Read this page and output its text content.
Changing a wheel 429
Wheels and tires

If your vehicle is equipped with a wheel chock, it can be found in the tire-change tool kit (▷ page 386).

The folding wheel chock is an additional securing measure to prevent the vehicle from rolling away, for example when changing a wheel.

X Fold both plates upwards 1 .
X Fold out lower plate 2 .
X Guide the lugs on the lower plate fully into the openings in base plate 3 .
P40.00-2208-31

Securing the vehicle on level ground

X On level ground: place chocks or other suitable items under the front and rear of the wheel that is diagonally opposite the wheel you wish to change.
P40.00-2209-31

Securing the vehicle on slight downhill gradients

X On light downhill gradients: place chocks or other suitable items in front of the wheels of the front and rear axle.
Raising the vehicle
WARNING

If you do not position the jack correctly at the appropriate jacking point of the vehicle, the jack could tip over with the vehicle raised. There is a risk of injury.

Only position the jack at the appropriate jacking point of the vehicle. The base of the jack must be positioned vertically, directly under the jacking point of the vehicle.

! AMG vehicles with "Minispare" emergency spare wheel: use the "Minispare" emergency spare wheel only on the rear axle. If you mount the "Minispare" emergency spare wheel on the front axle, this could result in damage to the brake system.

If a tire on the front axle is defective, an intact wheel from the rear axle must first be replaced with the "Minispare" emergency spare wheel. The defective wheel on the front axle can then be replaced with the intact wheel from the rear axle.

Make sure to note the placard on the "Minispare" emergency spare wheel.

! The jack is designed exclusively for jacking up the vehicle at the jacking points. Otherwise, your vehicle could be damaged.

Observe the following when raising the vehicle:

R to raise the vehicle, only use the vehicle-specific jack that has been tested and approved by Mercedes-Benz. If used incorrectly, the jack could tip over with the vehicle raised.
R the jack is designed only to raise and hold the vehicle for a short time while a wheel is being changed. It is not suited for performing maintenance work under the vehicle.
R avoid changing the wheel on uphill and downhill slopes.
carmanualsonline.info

··········

Exercise
Every line of the data above should be reproduced word for word.

Written answer
Read this page and output its text content.
Changing a wheel 429
Wheels and tires

If your vehicle is equipped with a wheel chock, it can be found in the tire-change tool kit (▷ page 386).

The folding wheel chock is an additional securing measure to prevent the vehicle from rolling away, for example when changing a wheel.

X Fold both plates upwards 1 .
X Fold out lower plate 2 .
X Guide the lugs on the lower plate fully into the openings in base plate 3 .
P40.00-2208-31

Securing the vehicle on level ground

X On level ground: place chocks or other suitable items under the front and rear of the wheel that is diagonally opposite the wheel you wish to change.
P40.00-2209-31

Securing the vehicle on slight downhill gradients

X On light downhill gradients: place chocks or other suitable items in front of the wheels of the front and rear axle.
Raising the vehicle
WARNING

If you do not position the jack correctly at the appropriate jacking point of the vehicle, the jack could tip over with the vehicle raised. There is a risk of injury.

Only position the jack at the appropriate jacking point of the vehicle. The base of the jack must be positioned vertically, directly under the jacking point of the vehicle.

! AMG vehicles with "Minispare" emergency spare wheel: use the "Minispare" emergency spare wheel only on the rear axle. If you mount the "Minispare" emergency spare wheel on the front axle, this could result in damage to the brake system.

If a tire on the front axle is defective, an intact wheel from the rear axle must first be replaced with the "Minispare" emergency spare wheel. The defective wheel on the front axle can then be replaced with the intact wheel from the rear axle.

Make sure to note the placard on the "Minispare" emergency spare wheel.

! The jack is designed exclusively for jacking up the vehicle at the jacking points. Otherwise, your vehicle could be damaged.

Observe the following when raising the vehicle:

R to raise the vehicle, only use the vehicle-specific jack that has been tested and approved by Mercedes-Benz. If used incorrectly, the jack could tip over with the vehicle raised.
R the jack is designed only to raise and hold the vehicle for a short time while a wheel is being changed. It is not suited for performing maintenance work under the vehicle.
R avoid changing the wheel on uphill and downhill slopes.
carmanualsonline.info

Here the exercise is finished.